» **THE REQUEST**
Count the lines in the records below that contain the word "enough", and give only that number.

━━━ DATA SECTION

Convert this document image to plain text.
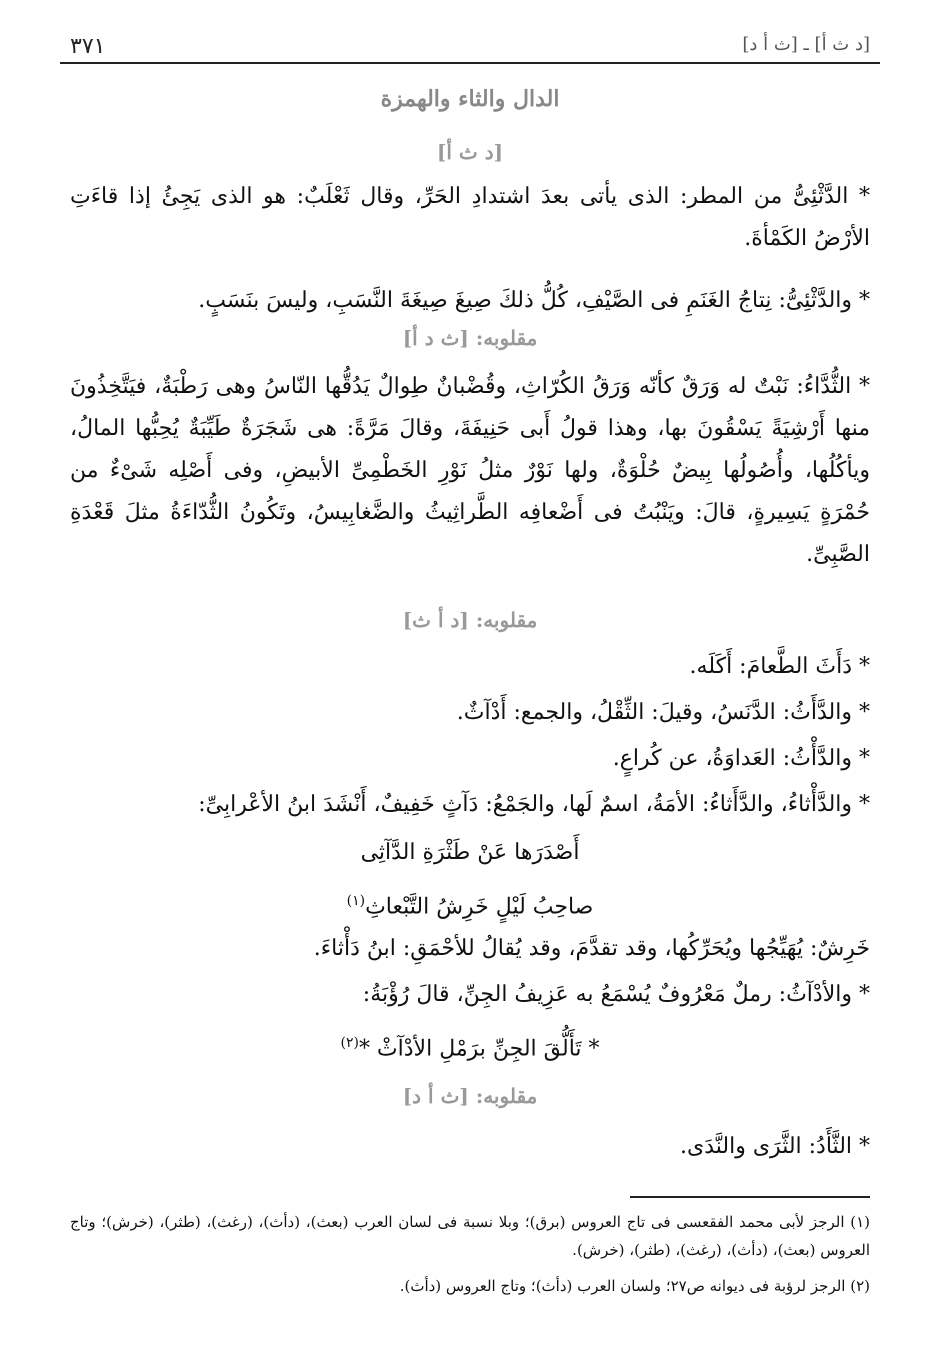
[د ث أ] ـ [ث أ د]
٣٧١
الدال والثاء والهمزة
[د ث أ]
* الدَّثْئِىُّ من المطر: الذى يأتى بعدَ اشتدادِ الحَرِّ، وقال ثَعْلَبٌ: هو الذى يَجِئُ إذا قاءَتِ الأرْضُ الكَمْأةَ.
* والدَّثْئِىُّ: نِتاجُ الغَنَمِ فى الصَّيْفِ، كُلُّ ذلكَ صِيغَ صِيغَةَ النَّسَبِ، وليسَ بنَسَبٍ.
مقلوبه: [ث د أ]
* الثُّدَّاءُ: نَبْتٌ له وَرَقٌ كأنّه وَرَقُ الكُرّاثِ، وقُضْبانٌ طِوالٌ يَدُقُّها النّاسُ وهى رَطْبَةٌ، فيَتَّخِذُونَ منها أَرْشِيَةً يَسْقُونَ بها، وهذا قولُ أَبى حَنِيفَةَ، وقالَ مَرَّةً: هى شَجَرَةٌ طَيِّبَةٌ يُحِبُّها المالُ، ويأكُلُها، وأُصُولُها بِيضٌ حُلْوَةٌ، ولها نَوْرٌ مثلُ نَوْرِ الخَطْمِىِّ الأبيضِ، وفى أَصْلِه شَىْءٌ من حُمْرَةٍ يَسِيرةٍ، قالَ: ويَنْبُتُ فى أَضْعافِه الطَّراثِيثُ والضَّغابِيسُ، وتَكُونُ الثُّدّاءَةُ مثلَ قَعْدَةِ الصَّبِىِّ.
مقلوبه: [د أ ث]
* دَأَثَ الطَّعامَ: أَكَلَه.
* والدَّأَثُ: الدَّنَسُ، وقيلَ: الثِّقْلُ، والجمع: أَدْآثٌ.
* والدَّأْثُ: العَداوَةُ، عن كُراعٍ.
* والدَّأْثاءُ، والدَّأَثاءُ: الأمَةُ، اسمٌ لَها، والجَمْعُ: دَآثٍ خَفِيفٌ، أَنْشَدَ ابنُ الأعْرابِىِّ:
أَصْدَرَها عَنْ طَثْرَةِ الدَّآثِى
صاحِبُ لَيْلٍ خَرِشُ التَّبْعاثِ$^{(١)}$
خَرِشٌ: يُهَيِّجُها ويُحَرِّكُها، وقد تقدَّمَ، وقد يُقالُ للأحْمَقِ: ابنُ دَأْثاءَ.
* والأدْآثُ: رملٌ مَعْرُوفٌ يُسْمَعُ به عَزِيفُ الجِنِّ، قالَ رُؤْبَةُ:
* تَأَلُّقَ الجِنِّ برَمْلِ الأدْآثْ *$^{(٢)}$
مقلوبه: [ث أ د]
* الثَّأَدُ: الثَّرَى والنَّدَى.
(١) الرجز لأبى محمد الفقعسى فى تاج العروس (برق)؛ وبلا نسبة فى لسان العرب (بعث)، (دأث)، (رغث)، (طثر)، (خرش)؛ وتاج العروس (بعث)، (دأث)، (رغث)، (طثر)، (خرش).
(٢) الرجز لرؤبة فى ديوانه ص٢٧؛ ولسان العرب (دأث)؛ وتاج العروس (دأث).
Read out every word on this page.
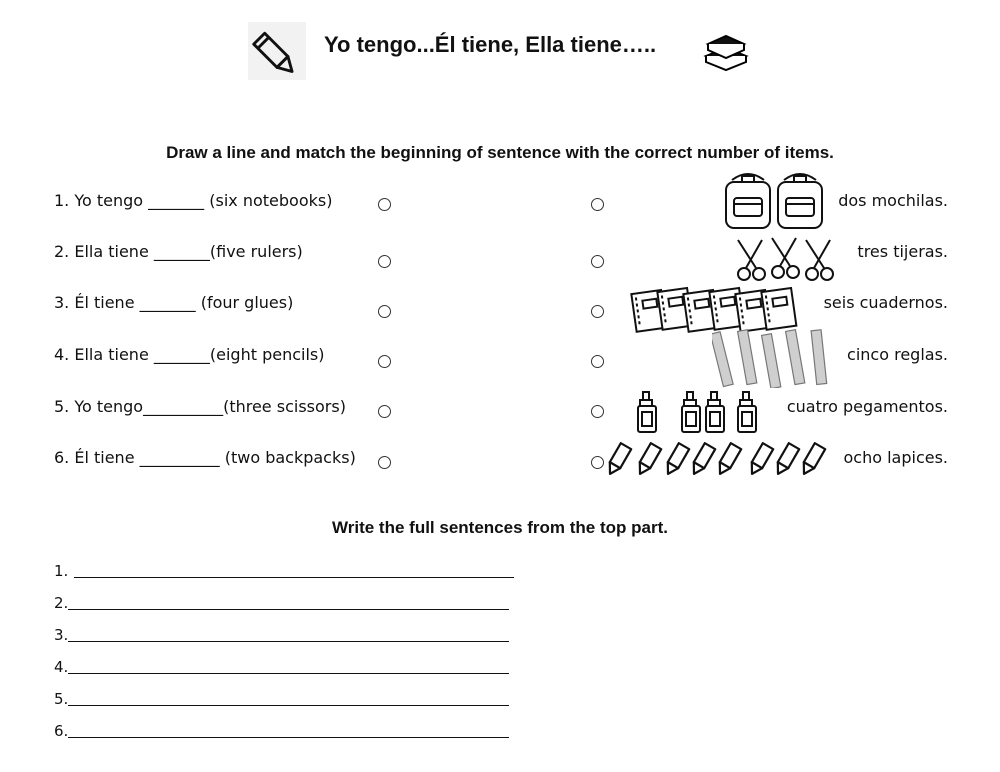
Yo tengo...Él tiene, Ella tiene…..
Draw a line and match the beginning of sentence with the correct number of items.
1. Yo tengo _______ (six notebooks)
2. Ella tiene _______(five rulers)
3. Él tiene _______ (four glues)
4. Ella tiene _______(eight pencils)
5. Yo tengo__________(three scissors)
6. Él tiene __________ (two backpacks)
dos mochilas.
tres tijeras.
seis cuadernos.
cinco reglas.
cuatro pegamentos.
ocho lapices.
Write the full sentences from the top part.
1.
2.
3.
4.
5.
6.
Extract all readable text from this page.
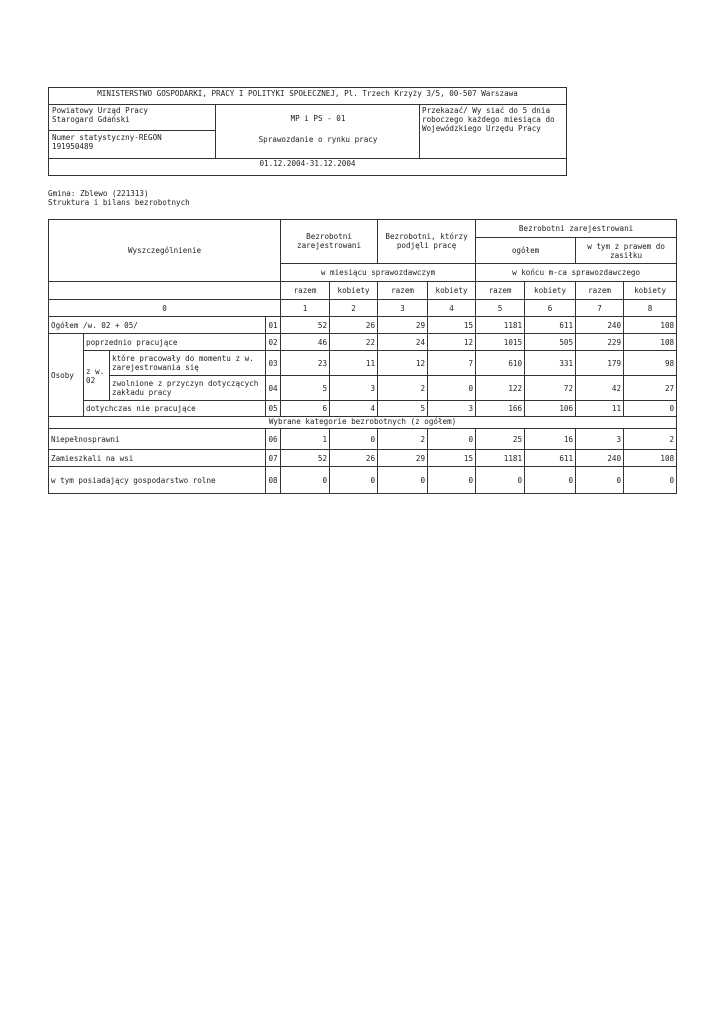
MINISTERSTWO GOSPODARKI, PRACY I POLITYKI SPOŁECZNEJ, Pl. Trzech Krzyży 3/5, 00-507 Warszawa
Powiatowy Urząd Pracy
Starogard Gdański
Numer statystyczny-REGON
191950489
MP i PS - 01
Sprawozdanie o rynku pracy
Przekazać/ Wy siać do 5 dnia
roboczego każdego miesiąca do
Wojewódzkiego Urzędu Pracy
01.12.2004-31.12.2004
Gmina: Zblewo (221313)
Struktura i bilans bezrobotnych
Wyszczególnienie				Bezrobotni zarejestrowani		Bezrobotni, którzy podjęli pracę		Bezrobotni zarejestrowani			
								ogółem		w tym z prawem do zasiłku	
				w miesiącu sprawozdawczym				w końcu m-ca sprawozdawczego			
				razem	kobiety	razem	kobiety	razem	kobiety	razem	kobiety
0				1	2	3	4	5	6	7	8
Ogółem /w. 02 + 05/			01	52	26	29	15	1181	611	240	108
Osoby	poprzednio pracujące		02	46	22	24	12	1015	505	229	108
	z w. 02	które pracowały do momentu z w. zarejestrowania się	03	23	11	12	7	610	331	179	98
		zwolnione z przyczyn dotyczących zakładu pracy	04	5	3	2	0	122	72	42	27
	dotychczas nie pracujące		05	6	4	5	3	166	106	11	0
Wybrane kategorie bezrobotnych (z ogółem)											
Niepełnosprawni			06	1	0	2	0	25	16	3	2
Zamieszkali na wsi			07	52	26	29	15	1181	611	240	108
w tym posiadający gospodarstwo rolne			08	0	0	0	0	0	0	0	0
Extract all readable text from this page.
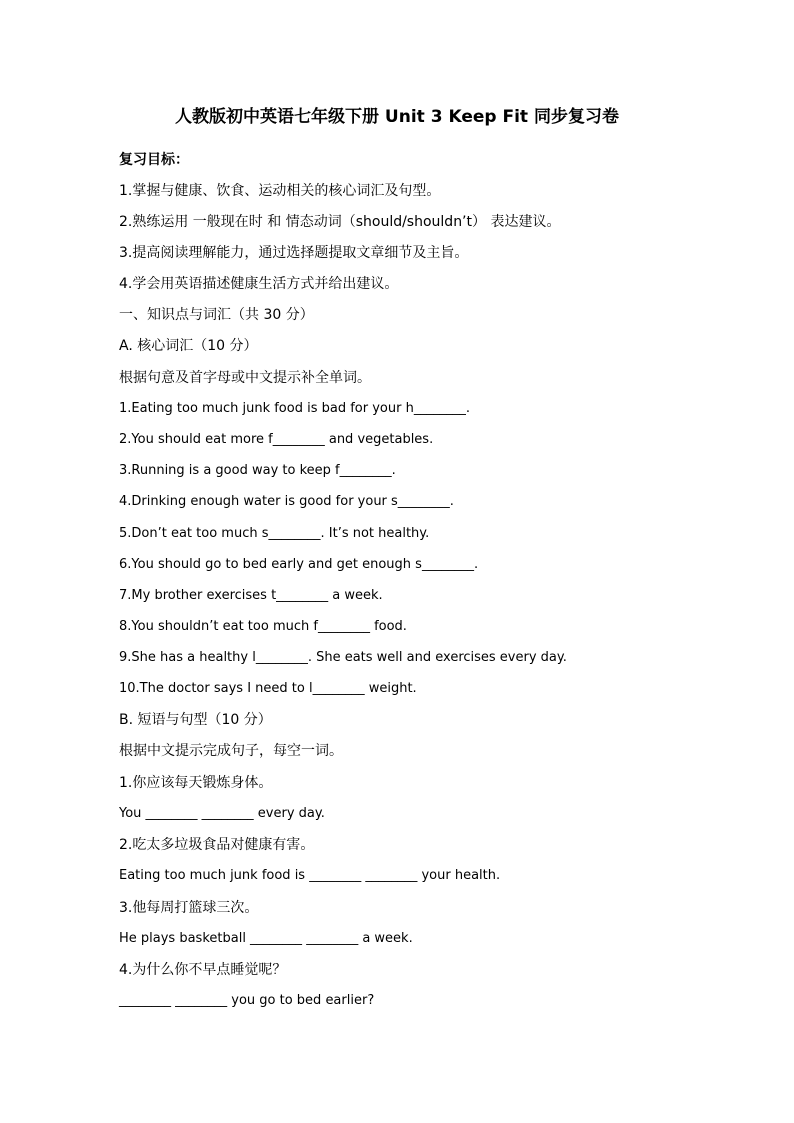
人教版初中英语七年级下册 Unit 3 Keep Fit 同步复习卷
复习目标：
1.掌握与健康、饮食、运动相关的核心词汇及句型。
2.熟练运用 一般现在时 和 情态动词（should/shouldn’t） 表达建议。
3.提高阅读理解能力，通过选择题提取文章细节及主旨。
4.学会用英语描述健康生活方式并给出建议。
一、知识点与词汇（共 30 分）
A. 核心词汇（10 分）
根据句意及首字母或中文提示补全单词。
1.Eating too much junk food is bad for your h________.
2.You should eat more f________ and vegetables.
3.Running is a good way to keep f________.
4.Drinking enough water is good for your s________.
5.Don’t eat too much s________. It’s not healthy.
6.You should go to bed early and get enough s________.
7.My brother exercises t________ a week.
8.You shouldn’t eat too much f________ food.
9.She has a healthy l________. She eats well and exercises every day.
10.The doctor says I need to l________ weight.
B. 短语与句型（10 分）
根据中文提示完成句子，每空一词。
1.你应该每天锻炼身体。
You ________ ________ every day.
2.吃太多垃圾食品对健康有害。
Eating too much junk food is ________ ________ your health.
3.他每周打篮球三次。
He plays basketball ________ ________ a week.
4.为什么你不早点睡觉呢？
________ ________ you go to bed earlier?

━━━━━━

» **COMPLETE ANSWER**
2